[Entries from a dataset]
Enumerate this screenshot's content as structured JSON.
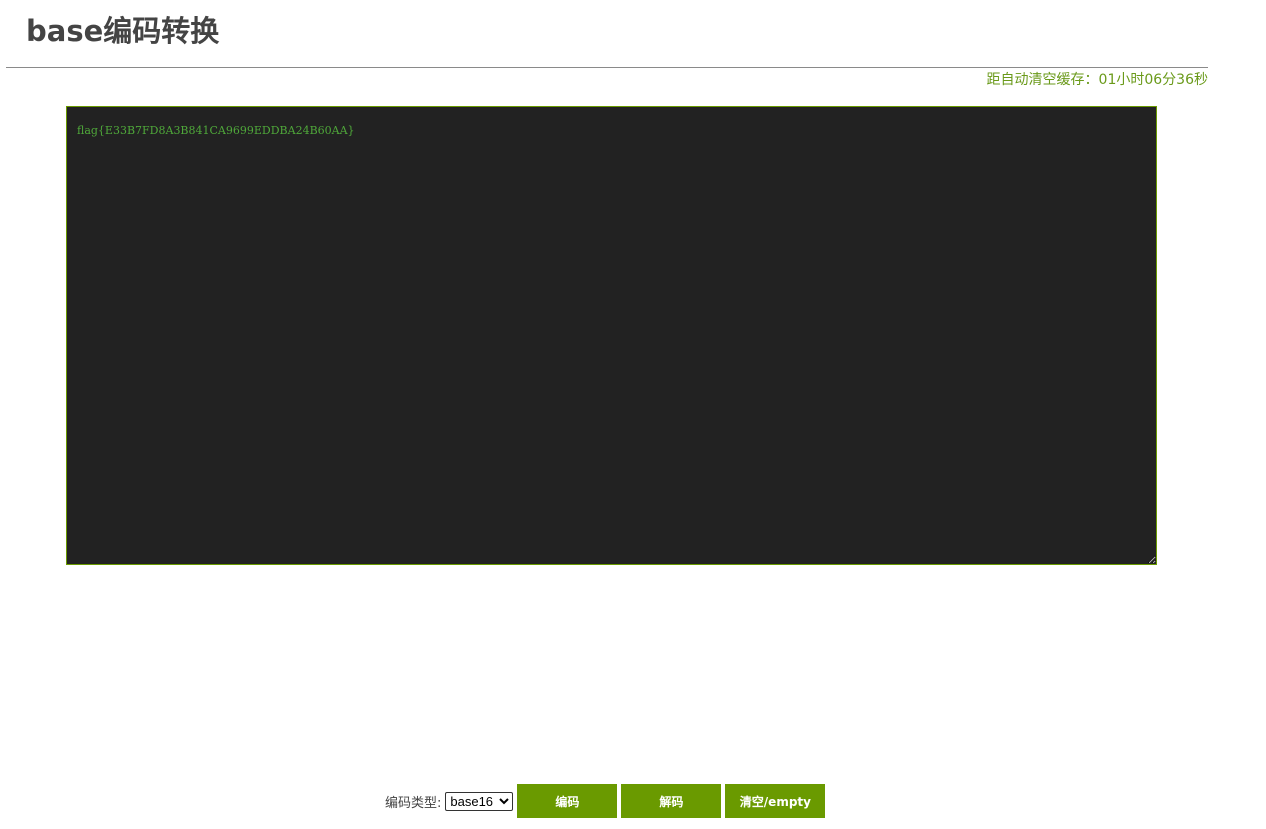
{
  "header": {
    "title": "base编码转换"
  },
  "timer": {
    "text": "距自动清空缓存：01小时06分36秒"
  },
  "editor": {
    "value": "flag{E33B7FD8A3B841CA9699EDDBA24B60AA}"
  },
  "controls": {
    "type_label": "编码类型:",
    "type_selected": "base16",
    "encode_label": "编码",
    "decode_label": "解码",
    "clear_label": "清空/empty"
  },
  "colors": {
    "accent": "#6a9a00",
    "editor_bg": "#222222",
    "editor_text": "#4fa83a",
    "title_text": "#444444"
  }
}
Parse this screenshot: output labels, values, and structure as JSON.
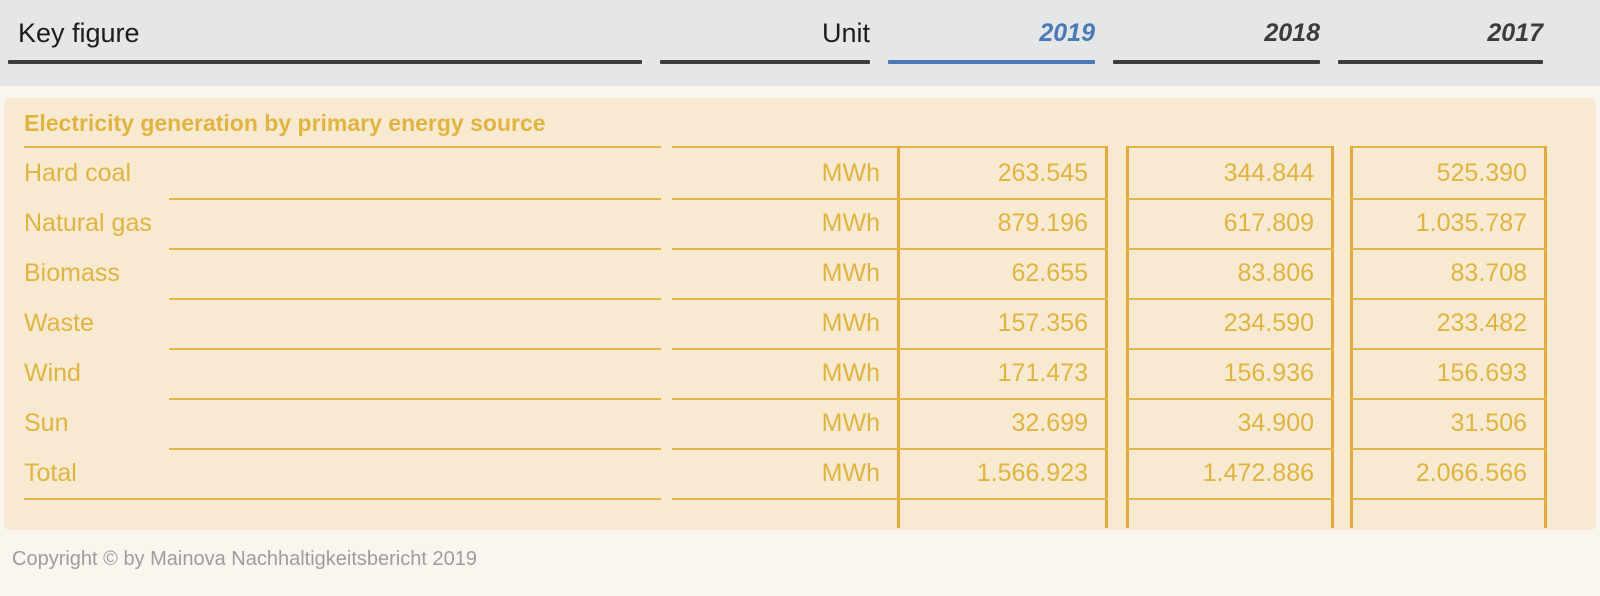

**Task description**
From the material above, copy everything exactly but the pictures.

**Solution below**
Enumerate this screenshot's content as structured JSON.
{
  "header": {
    "title": "base编码转换"
  },
  "timer": {
    "text": "距自动清空缓存：01小时06分36秒"
  },
  "editor": {
    "value": "flag{E33B7FD8A3B841CA9699EDDBA24B60AA}"
  },
  "controls": {
    "type_label": "编码类型:",
    "type_selected": "base16",
    "encode_label": "编码",
    "decode_label": "解码",
    "clear_label": "清空/empty"
  },
  "colors": {
    "accent": "#6a9a00",
    "editor_bg": "#222222",
    "editor_text": "#4fa83a",
    "title_text": "#444444"
  }
}
Parse this screenshot: output labels, values, and structure as JSON.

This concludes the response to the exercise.